QUÉ DEBES HACER → Copia de nuevo el tramo del fragmento sobre la historia electoral que va desde "A partir de la" hasta "toda la campaña.", y sustituye "TV" por "televisión".

A partir de la década del 30, sí se recuperó y amplió el electorado. Recién la Constitución de 1979 devolvió plenamente el voto a los analfabetos, pero el porcentaje de estos se fue reduciendo sensiblemente durante el siglo XX. Y tuvimos medios de comunicación de masas (a la prensa escrita se sumó la radio a partir de 1925 y la TV a partir de 1958) que convirtieron la propaganda electoral en un gran rubro, con expertos y presupuestos que acabaron siendo, a la larga, más importantes que lo invertido en la logística de giras y mítines.
Las elecciones de 1956 fueron las primeras con un electorado calculado en millones de votantes. Era la primera vez que elegían las mujeres pero faltaba, aún, la TV que hizo escalar el financiamiento hasta montos de escándalo que se calculan entre el 50% y el 75% de la inversión en toda la campaña.
En las elecciones de 1962 y 1963, la pantalla todavía era muy joven y tuvimos que esperar hasta 1980 para tener las primeras elecciones modernas, con spots, anuncios callejeros y los apuros para movilizar a los candidatos por todo el país.
Los presupuestos se abultaron y los óbolos de la militancia, por más disciplinada y sacrificada que fuese, eran insuficientes para ayudar a llegar al poder a Belaunde o a Alan García. Formas de captar recursos, de hacer ‘fundraising’ entre simpatizantes solventes y empresarios, se volvieron indispensables. Sumemos a esto que la Constitución de 1979 validó el voto preferencial y tuvimos, por añadidura, decenas de candidatos al Congreso buscando fondos para destacar en sus listas. Y llegamos a las elecciones de 1990 que nos marcaron para siempre.

EXTRACTOS DE REGISTROS →
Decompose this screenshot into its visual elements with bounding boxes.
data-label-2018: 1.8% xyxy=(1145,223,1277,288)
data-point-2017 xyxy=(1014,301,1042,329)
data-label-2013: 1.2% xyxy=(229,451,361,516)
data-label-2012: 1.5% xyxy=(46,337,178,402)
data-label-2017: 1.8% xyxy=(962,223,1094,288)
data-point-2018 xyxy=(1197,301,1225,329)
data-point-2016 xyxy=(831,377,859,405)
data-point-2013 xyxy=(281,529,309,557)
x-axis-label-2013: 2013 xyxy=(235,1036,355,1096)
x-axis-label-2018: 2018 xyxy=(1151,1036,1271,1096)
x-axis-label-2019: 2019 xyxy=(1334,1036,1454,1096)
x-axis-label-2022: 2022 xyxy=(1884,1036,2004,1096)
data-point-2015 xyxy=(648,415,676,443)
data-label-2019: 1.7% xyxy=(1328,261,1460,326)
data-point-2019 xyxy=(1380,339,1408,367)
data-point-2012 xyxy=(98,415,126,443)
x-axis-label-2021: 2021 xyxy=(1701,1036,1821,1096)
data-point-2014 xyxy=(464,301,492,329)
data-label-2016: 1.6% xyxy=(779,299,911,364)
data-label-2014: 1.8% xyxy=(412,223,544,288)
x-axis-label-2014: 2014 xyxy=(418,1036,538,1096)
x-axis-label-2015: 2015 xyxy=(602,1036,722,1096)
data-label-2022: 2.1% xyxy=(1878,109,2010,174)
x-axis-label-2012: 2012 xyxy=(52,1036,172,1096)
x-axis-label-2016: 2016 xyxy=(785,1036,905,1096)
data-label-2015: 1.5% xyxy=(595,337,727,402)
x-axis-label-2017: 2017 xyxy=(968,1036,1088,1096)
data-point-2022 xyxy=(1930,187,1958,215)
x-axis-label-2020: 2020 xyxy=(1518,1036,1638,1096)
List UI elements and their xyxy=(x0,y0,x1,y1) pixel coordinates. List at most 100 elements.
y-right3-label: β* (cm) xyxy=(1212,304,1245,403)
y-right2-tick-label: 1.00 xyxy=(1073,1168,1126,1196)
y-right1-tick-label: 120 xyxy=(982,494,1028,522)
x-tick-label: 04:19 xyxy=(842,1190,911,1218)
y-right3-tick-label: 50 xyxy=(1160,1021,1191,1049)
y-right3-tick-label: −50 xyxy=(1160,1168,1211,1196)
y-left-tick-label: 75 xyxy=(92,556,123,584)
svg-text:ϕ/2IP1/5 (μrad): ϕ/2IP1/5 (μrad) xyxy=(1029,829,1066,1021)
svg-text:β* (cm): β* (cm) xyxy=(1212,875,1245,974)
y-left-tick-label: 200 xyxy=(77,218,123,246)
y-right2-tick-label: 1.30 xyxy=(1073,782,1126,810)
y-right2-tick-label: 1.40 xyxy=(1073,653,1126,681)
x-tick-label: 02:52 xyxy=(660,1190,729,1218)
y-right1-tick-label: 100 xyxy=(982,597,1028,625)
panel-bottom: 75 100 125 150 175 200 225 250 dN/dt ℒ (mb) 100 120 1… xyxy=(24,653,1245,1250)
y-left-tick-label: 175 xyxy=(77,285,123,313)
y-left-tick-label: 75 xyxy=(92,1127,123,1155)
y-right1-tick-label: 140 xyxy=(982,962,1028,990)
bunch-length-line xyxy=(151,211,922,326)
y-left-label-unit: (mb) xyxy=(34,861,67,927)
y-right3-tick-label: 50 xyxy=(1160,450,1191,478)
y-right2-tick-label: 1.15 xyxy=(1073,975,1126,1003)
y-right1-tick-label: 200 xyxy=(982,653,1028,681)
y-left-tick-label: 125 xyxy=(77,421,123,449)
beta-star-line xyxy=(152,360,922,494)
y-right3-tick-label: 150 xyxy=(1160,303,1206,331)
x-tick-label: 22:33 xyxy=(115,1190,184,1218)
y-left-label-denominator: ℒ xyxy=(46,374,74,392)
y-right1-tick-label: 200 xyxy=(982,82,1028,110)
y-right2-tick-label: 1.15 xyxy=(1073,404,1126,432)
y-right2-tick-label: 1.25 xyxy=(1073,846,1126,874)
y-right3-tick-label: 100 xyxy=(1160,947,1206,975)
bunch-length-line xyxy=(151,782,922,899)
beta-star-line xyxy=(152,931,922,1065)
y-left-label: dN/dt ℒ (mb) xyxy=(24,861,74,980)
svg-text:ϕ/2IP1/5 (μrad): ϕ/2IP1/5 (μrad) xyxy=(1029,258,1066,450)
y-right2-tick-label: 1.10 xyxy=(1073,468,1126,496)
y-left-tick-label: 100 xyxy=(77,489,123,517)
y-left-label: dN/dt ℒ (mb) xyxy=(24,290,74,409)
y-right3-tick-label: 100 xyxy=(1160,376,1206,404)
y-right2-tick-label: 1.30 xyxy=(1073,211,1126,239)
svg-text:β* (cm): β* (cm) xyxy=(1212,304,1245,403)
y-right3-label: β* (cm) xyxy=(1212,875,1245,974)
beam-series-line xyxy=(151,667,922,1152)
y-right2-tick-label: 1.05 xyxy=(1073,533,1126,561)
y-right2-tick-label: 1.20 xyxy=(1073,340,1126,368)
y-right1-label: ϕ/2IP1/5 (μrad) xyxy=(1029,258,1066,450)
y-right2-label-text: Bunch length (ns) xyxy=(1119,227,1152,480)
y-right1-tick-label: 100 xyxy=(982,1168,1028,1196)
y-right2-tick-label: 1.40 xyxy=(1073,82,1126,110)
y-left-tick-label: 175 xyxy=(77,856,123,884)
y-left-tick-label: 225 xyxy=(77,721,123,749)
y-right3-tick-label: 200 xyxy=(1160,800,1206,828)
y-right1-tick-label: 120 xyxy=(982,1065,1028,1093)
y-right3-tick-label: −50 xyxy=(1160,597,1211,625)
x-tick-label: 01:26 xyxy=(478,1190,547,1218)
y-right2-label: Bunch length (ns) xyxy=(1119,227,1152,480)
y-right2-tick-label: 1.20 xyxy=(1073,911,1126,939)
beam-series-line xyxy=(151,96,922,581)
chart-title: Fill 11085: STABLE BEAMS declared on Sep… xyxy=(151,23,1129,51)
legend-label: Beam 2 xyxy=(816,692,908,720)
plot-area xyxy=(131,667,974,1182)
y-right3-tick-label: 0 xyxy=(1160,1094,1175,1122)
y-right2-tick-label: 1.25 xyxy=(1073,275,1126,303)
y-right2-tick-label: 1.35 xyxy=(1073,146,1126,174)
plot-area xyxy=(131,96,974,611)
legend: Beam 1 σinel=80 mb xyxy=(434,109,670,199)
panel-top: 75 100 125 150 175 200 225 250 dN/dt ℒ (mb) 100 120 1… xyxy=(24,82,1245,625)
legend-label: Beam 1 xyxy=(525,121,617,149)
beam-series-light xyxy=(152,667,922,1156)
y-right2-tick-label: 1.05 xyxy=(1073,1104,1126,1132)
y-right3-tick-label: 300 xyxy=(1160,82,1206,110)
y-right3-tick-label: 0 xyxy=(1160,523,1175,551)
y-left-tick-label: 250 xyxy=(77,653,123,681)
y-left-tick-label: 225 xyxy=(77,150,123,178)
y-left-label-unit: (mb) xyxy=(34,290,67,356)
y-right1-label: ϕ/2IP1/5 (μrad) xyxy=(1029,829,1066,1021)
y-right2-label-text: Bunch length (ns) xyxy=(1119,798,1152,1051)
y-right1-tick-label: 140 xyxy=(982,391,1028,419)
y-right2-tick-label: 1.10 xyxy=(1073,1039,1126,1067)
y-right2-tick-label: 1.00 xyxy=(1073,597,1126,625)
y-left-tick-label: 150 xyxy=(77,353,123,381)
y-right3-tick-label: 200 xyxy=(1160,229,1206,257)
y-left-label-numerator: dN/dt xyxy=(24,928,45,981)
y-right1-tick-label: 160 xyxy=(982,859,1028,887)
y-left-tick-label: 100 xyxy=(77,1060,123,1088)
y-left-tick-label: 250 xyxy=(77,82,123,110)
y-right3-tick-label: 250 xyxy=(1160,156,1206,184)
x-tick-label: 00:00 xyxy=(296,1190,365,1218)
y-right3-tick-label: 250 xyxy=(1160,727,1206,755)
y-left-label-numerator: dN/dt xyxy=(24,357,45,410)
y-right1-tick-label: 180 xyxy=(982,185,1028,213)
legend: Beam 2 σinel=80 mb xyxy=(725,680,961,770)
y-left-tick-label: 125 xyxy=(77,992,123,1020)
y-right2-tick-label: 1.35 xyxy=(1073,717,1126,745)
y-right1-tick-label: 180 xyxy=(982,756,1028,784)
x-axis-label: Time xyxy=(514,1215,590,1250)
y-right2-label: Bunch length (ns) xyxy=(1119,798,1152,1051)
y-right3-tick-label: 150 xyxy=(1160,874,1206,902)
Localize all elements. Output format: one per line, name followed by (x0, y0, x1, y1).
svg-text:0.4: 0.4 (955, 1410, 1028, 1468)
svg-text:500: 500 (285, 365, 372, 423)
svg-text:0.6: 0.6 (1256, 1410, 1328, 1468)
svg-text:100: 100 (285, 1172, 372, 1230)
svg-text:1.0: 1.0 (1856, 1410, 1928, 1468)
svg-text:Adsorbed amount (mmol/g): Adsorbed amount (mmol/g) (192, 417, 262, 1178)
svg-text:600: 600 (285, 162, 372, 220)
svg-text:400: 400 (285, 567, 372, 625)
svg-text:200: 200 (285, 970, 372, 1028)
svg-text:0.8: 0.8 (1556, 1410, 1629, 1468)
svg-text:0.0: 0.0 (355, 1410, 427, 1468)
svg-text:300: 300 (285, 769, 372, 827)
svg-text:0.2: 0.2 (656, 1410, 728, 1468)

SOLUCIÓN DE LA TAREA →
A partir de la década del 30, sí se recuperó y amplió el electorado. Recién la Constitución de 1979 devolvió plenamente el voto a los analfabetos, pero el porcentaje de estos se fue reduciendo sensiblemente durante el siglo XX. Y tuvimos medios de comunicación de masas (a la prensa escrita se sumó la radio a partir de 1925 y la televisión a partir de 1958) que convirtieron la propaganda electoral en un gran rubro, con expertos y presupuestos que acabaron siendo, a la larga, más importantes que lo invertido en la logística de giras y mítines.
Las elecciones de 1956 fueron las primeras con un electorado calculado en millones de votantes. Era la primera vez que elegían las mujeres pero faltaba, aún, la televisión que hizo escalar el financiamiento hasta montos de escándalo que se calculan entre el 50% y el 75% de la inversión en toda la campaña.